#### [Exercise objective]
Take the listing and print it in full, exactly as given.

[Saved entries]
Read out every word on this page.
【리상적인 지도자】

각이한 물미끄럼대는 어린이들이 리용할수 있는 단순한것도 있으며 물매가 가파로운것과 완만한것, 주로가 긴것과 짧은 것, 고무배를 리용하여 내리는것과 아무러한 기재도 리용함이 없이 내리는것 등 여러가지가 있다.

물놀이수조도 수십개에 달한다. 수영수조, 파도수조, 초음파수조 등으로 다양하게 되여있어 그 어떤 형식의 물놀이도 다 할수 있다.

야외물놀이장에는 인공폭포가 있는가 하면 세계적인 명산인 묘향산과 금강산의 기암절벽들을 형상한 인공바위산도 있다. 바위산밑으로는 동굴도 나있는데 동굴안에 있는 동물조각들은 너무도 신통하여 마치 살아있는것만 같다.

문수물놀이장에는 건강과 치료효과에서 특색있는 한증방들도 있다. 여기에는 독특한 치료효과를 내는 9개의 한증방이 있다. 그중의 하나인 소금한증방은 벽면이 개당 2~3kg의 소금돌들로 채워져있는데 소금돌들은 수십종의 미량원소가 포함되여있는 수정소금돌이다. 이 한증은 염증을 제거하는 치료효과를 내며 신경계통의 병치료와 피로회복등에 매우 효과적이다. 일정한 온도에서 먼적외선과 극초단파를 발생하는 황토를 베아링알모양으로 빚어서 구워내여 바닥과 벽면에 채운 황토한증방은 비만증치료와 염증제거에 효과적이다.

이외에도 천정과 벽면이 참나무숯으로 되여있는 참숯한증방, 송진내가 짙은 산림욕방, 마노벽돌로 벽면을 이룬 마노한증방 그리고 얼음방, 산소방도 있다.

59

#### [Task answer]
Read out every word on this page.
【리상적인 지도자】

각이한 물미끄럼대는 어린이들이 리용할수 있는 단순한것도 있으며 물매가 가파로운것과 완만한것, 주로가 긴것과 짧은 것, 고무배를 리용하여 내리는것과 아무러한 기재도 리용함이 없이 내리는것 등 여러가지가 있다.

물놀이수조도 수십개에 달한다. 수영수조, 파도수조, 초음파수조 등으로 다양하게 되여있어 그 어떤 형식의 물놀이도 다 할수 있다.

야외물놀이장에는 인공폭포가 있는가 하면 세계적인 명산인 묘향산과 금강산의 기암절벽들을 형상한 인공바위산도 있다. 바위산밑으로는 동굴도 나있는데 동굴안에 있는 동물조각들은 너무도 신통하여 마치 살아있는것만 같다.

문수물놀이장에는 건강과 치료효과에서 특색있는 한증방들도 있다. 여기에는 독특한 치료효과를 내는 9개의 한증방이 있다. 그중의 하나인 소금한증방은 벽면이 개당 2~3kg의 소금돌들로 채워져있는데 소금돌들은 수십종의 미량원소가 포함되여있는 수정소금돌이다. 이 한증은 염증을 제거하는 치료효과를 내며 신경계통의 병치료와 피로회복등에 매우 효과적이다. 일정한 온도에서 먼적외선과 극초단파를 발생하는 황토를 베아링알모양으로 빚어서 구워내여 바닥과 벽면에 채운 황토한증방은 비만증치료와 염증제거에 효과적이다.

이외에도 천정과 벽면이 참나무숯으로 되여있는 참숯한증방, 송진내가 짙은 산림욕방, 마노벽돌로 벽면을 이룬 마노한증방 그리고 얼음방, 산소방도 있다.

59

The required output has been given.